'''

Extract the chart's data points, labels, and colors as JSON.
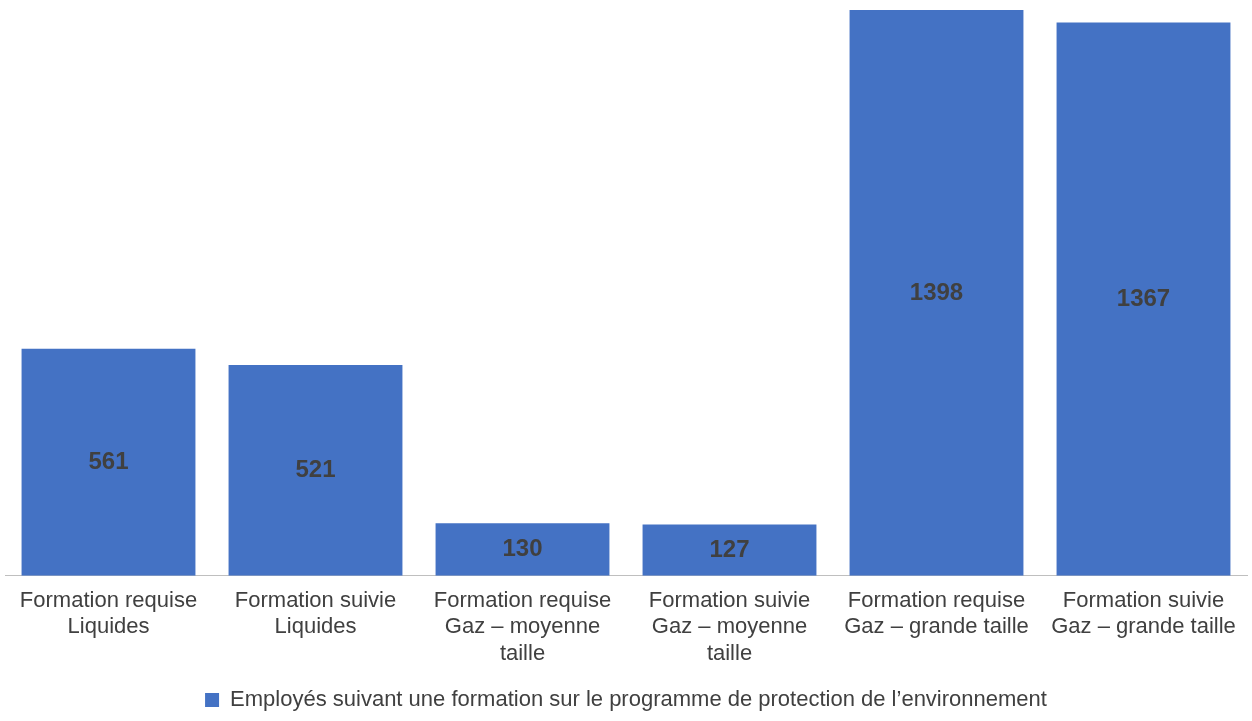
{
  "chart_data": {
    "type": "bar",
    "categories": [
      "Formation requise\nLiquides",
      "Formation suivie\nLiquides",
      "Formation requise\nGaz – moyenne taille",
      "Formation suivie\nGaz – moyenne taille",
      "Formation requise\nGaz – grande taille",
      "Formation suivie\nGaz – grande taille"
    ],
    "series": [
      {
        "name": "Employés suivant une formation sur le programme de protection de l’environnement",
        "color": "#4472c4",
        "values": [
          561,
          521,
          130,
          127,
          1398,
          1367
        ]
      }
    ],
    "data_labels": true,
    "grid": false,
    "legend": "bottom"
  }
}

'''

(Task to carry out):
Every record above should come back exactly, but without its pictures.

(Complete output):
Extract the chart's data points, labels, and colors as JSON.
{
  "chart_data": {
    "type": "bar",
    "categories": [
      "Formation requise\nLiquides",
      "Formation suivie\nLiquides",
      "Formation requise\nGaz – moyenne taille",
      "Formation suivie\nGaz – moyenne taille",
      "Formation requise\nGaz – grande taille",
      "Formation suivie\nGaz – grande taille"
    ],
    "series": [
      {
        "name": "Employés suivant une formation sur le programme de protection de l’environnement",
        "color": "#4472c4",
        "values": [
          561,
          521,
          130,
          127,
          1398,
          1367
        ]
      }
    ],
    "data_labels": true,
    "grid": false,
    "legend": "bottom"
  }
}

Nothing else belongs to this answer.